Input rows >>

########################################

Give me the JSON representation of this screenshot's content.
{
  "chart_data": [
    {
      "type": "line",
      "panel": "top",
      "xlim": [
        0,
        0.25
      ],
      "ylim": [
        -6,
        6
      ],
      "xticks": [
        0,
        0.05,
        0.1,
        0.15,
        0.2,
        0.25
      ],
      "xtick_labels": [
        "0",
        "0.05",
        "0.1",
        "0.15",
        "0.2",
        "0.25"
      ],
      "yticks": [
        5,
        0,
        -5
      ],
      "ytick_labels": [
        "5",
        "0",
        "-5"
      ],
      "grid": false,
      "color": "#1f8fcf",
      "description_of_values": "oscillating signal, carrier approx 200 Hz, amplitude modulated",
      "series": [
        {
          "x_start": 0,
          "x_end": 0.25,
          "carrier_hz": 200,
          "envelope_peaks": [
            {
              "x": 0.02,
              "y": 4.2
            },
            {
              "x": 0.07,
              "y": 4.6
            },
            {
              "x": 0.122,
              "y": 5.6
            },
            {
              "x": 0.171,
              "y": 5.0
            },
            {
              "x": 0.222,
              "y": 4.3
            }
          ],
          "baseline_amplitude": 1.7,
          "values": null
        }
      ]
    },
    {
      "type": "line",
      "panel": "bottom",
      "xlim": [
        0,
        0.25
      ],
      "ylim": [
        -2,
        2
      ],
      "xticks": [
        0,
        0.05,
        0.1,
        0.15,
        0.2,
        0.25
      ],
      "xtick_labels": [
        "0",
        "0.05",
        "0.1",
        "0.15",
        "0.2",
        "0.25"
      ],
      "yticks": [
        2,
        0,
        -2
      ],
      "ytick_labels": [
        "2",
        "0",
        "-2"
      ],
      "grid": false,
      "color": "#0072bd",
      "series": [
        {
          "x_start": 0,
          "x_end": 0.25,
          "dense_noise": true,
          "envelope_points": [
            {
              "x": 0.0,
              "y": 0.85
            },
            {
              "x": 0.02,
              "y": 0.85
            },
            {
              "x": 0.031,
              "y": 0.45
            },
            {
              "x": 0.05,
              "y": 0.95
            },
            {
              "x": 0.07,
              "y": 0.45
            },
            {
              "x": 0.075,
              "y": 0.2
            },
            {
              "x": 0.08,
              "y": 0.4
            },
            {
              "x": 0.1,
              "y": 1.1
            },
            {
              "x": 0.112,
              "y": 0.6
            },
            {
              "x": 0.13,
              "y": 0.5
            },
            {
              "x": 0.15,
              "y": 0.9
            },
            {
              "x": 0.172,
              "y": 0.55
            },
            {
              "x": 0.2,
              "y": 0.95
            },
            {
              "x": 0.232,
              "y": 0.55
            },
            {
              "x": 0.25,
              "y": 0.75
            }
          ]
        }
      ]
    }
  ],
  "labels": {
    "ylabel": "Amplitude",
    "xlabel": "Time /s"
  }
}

########################################

Required work >> Return every entry verbatim.

Complete response >>
Give me the JSON representation of this screenshot's content.
{
  "chart_data": [
    {
      "type": "line",
      "panel": "top",
      "xlim": [
        0,
        0.25
      ],
      "ylim": [
        -6,
        6
      ],
      "xticks": [
        0,
        0.05,
        0.1,
        0.15,
        0.2,
        0.25
      ],
      "xtick_labels": [
        "0",
        "0.05",
        "0.1",
        "0.15",
        "0.2",
        "0.25"
      ],
      "yticks": [
        5,
        0,
        -5
      ],
      "ytick_labels": [
        "5",
        "0",
        "-5"
      ],
      "grid": false,
      "color": "#1f8fcf",
      "description_of_values": "oscillating signal, carrier approx 200 Hz, amplitude modulated",
      "series": [
        {
          "x_start": 0,
          "x_end": 0.25,
          "carrier_hz": 200,
          "envelope_peaks": [
            {
              "x": 0.02,
              "y": 4.2
            },
            {
              "x": 0.07,
              "y": 4.6
            },
            {
              "x": 0.122,
              "y": 5.6
            },
            {
              "x": 0.171,
              "y": 5.0
            },
            {
              "x": 0.222,
              "y": 4.3
            }
          ],
          "baseline_amplitude": 1.7,
          "values": null
        }
      ]
    },
    {
      "type": "line",
      "panel": "bottom",
      "xlim": [
        0,
        0.25
      ],
      "ylim": [
        -2,
        2
      ],
      "xticks": [
        0,
        0.05,
        0.1,
        0.15,
        0.2,
        0.25
      ],
      "xtick_labels": [
        "0",
        "0.05",
        "0.1",
        "0.15",
        "0.2",
        "0.25"
      ],
      "yticks": [
        2,
        0,
        -2
      ],
      "ytick_labels": [
        "2",
        "0",
        "-2"
      ],
      "grid": false,
      "color": "#0072bd",
      "series": [
        {
          "x_start": 0,
          "x_end": 0.25,
          "dense_noise": true,
          "envelope_points": [
            {
              "x": 0.0,
              "y": 0.85
            },
            {
              "x": 0.02,
              "y": 0.85
            },
            {
              "x": 0.031,
              "y": 0.45
            },
            {
              "x": 0.05,
              "y": 0.95
            },
            {
              "x": 0.07,
              "y": 0.45
            },
            {
              "x": 0.075,
              "y": 0.2
            },
            {
              "x": 0.08,
              "y": 0.4
            },
            {
              "x": 0.1,
              "y": 1.1
            },
            {
              "x": 0.112,
              "y": 0.6
            },
            {
              "x": 0.13,
              "y": 0.5
            },
            {
              "x": 0.15,
              "y": 0.9
            },
            {
              "x": 0.172,
              "y": 0.55
            },
            {
              "x": 0.2,
              "y": 0.95
            },
            {
              "x": 0.232,
              "y": 0.55
            },
            {
              "x": 0.25,
              "y": 0.75
            }
          ]
        }
      ]
    }
  ],
  "labels": {
    "ylabel": "Amplitude",
    "xlabel": "Time /s"
  }
}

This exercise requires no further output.